%%
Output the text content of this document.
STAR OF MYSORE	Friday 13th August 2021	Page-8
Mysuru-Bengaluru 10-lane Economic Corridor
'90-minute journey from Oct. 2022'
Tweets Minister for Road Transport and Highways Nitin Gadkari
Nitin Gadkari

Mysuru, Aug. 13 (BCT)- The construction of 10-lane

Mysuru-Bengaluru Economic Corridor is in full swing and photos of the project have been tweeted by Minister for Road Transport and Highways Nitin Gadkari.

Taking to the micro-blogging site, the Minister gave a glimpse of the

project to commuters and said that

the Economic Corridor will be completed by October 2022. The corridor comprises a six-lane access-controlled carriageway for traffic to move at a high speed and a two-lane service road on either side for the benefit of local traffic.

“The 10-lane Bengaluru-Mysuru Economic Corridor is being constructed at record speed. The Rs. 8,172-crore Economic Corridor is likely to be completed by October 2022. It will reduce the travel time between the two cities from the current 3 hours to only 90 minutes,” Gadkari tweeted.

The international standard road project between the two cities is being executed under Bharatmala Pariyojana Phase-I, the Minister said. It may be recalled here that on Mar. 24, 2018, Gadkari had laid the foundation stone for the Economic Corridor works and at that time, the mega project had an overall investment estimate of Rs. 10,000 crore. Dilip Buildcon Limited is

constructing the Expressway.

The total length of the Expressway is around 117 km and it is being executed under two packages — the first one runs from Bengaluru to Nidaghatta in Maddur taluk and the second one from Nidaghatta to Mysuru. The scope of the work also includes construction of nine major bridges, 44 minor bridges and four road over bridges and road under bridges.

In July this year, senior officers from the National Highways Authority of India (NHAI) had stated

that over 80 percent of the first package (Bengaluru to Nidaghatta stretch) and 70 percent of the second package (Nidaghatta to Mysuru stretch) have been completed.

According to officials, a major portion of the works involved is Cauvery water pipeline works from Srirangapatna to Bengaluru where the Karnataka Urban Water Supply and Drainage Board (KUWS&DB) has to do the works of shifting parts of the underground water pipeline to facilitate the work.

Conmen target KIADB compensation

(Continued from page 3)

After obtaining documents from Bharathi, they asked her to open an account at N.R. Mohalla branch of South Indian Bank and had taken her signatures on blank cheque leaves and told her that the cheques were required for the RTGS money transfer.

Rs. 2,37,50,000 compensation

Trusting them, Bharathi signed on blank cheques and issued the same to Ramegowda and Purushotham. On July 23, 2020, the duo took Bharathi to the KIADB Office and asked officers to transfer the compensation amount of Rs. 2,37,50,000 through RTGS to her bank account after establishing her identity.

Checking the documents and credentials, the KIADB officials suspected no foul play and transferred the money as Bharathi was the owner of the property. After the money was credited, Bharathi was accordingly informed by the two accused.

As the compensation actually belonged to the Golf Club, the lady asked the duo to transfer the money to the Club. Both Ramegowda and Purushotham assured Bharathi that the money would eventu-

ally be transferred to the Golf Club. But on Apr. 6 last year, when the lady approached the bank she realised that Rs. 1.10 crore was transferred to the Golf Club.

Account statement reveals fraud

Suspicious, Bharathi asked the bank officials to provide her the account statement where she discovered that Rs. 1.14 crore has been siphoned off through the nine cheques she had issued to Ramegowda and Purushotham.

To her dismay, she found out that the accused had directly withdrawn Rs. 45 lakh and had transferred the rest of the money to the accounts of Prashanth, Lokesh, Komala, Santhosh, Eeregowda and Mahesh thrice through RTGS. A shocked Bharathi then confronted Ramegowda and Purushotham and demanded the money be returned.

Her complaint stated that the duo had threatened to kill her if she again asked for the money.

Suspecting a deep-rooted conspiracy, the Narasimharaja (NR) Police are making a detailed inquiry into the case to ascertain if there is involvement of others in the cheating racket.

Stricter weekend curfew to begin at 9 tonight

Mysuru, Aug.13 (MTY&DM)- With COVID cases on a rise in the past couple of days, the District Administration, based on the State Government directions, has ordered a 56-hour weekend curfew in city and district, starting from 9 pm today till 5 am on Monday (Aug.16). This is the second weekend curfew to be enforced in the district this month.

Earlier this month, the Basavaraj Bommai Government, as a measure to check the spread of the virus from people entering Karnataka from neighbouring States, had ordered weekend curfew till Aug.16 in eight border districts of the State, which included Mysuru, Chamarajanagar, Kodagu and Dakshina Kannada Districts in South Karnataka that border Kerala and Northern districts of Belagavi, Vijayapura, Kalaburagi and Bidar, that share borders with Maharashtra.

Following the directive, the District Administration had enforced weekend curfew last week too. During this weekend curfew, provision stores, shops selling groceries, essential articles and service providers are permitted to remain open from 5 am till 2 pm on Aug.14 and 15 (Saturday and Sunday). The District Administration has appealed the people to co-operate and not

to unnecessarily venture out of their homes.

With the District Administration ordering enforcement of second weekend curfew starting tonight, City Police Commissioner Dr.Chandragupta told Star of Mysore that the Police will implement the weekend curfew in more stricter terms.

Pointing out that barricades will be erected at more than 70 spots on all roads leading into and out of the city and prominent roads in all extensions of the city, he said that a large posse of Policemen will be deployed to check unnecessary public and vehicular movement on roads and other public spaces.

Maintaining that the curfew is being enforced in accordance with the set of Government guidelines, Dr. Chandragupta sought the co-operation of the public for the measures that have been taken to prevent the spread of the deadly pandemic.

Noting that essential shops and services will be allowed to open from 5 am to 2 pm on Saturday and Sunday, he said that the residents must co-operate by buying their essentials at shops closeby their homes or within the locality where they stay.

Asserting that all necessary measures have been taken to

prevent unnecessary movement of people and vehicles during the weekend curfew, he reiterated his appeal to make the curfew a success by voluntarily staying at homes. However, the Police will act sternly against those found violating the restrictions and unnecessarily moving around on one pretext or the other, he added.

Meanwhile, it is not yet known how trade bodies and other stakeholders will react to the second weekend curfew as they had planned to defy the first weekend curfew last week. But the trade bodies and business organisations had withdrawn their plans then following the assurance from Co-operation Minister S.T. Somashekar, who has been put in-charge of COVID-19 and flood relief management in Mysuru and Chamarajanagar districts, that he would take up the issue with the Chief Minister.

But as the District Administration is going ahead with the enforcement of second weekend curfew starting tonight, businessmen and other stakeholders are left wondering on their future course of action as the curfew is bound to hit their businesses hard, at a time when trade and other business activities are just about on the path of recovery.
%%
▶ [Problem to solve]: Copy out every line from the data above that has "blank" in it.

▶ [Exercise output]:
After obtaining documents from Bharathi, they asked her to open an account at N.R. Mohalla branch of South Indian Bank and had taken her signatures on blank cheque leaves and told her that the cheques were required for the RTGS money transfer.
Trusting them, Bharathi signed on blank cheques and issued the same to Ramegowda and Purushotham. On July 23, 2020, the duo took Bharathi to the KIADB Office and asked officers to transfer the compensation amount of Rs. 2,37,50,000 through RTGS to her bank account after establishing her identity.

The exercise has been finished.